| Prompt |
Print all the data, keeping every line exactly as it is.

Records
────
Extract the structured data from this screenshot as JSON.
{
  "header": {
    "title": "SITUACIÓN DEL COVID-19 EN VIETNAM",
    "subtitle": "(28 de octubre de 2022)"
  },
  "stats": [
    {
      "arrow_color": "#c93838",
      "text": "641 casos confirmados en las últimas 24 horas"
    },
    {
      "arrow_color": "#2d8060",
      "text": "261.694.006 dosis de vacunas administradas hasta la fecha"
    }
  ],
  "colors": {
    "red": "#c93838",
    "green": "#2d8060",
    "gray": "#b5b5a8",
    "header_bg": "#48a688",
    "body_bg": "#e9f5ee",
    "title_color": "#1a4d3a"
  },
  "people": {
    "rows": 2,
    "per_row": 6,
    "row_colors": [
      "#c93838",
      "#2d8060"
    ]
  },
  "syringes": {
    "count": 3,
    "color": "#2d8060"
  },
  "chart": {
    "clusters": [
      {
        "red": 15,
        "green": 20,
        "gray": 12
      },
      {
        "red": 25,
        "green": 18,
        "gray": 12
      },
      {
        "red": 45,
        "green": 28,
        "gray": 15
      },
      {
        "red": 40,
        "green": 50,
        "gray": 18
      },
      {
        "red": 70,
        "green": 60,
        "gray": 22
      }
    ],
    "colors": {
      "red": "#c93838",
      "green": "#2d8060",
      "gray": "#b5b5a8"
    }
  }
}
────
| Completed exercise |
Extract the structured data from this screenshot as JSON.
{
  "header": {
    "title": "SITUACIÓN DEL COVID-19 EN VIETNAM",
    "subtitle": "(28 de octubre de 2022)"
  },
  "stats": [
    {
      "arrow_color": "#c93838",
      "text": "641 casos confirmados en las últimas 24 horas"
    },
    {
      "arrow_color": "#2d8060",
      "text": "261.694.006 dosis de vacunas administradas hasta la fecha"
    }
  ],
  "colors": {
    "red": "#c93838",
    "green": "#2d8060",
    "gray": "#b5b5a8",
    "header_bg": "#48a688",
    "body_bg": "#e9f5ee",
    "title_color": "#1a4d3a"
  },
  "people": {
    "rows": 2,
    "per_row": 6,
    "row_colors": [
      "#c93838",
      "#2d8060"
    ]
  },
  "syringes": {
    "count": 3,
    "color": "#2d8060"
  },
  "chart": {
    "clusters": [
      {
        "red": 15,
        "green": 20,
        "gray": 12
      },
      {
        "red": 25,
        "green": 18,
        "gray": 12
      },
      {
        "red": 45,
        "green": 28,
        "gray": 15
      },
      {
        "red": 40,
        "green": 50,
        "gray": 18
      },
      {
        "red": 70,
        "green": 60,
        "gray": 22
      }
    ],
    "colors": {
      "red": "#c93838",
      "green": "#2d8060",
      "gray": "#b5b5a8"
    }
  }
}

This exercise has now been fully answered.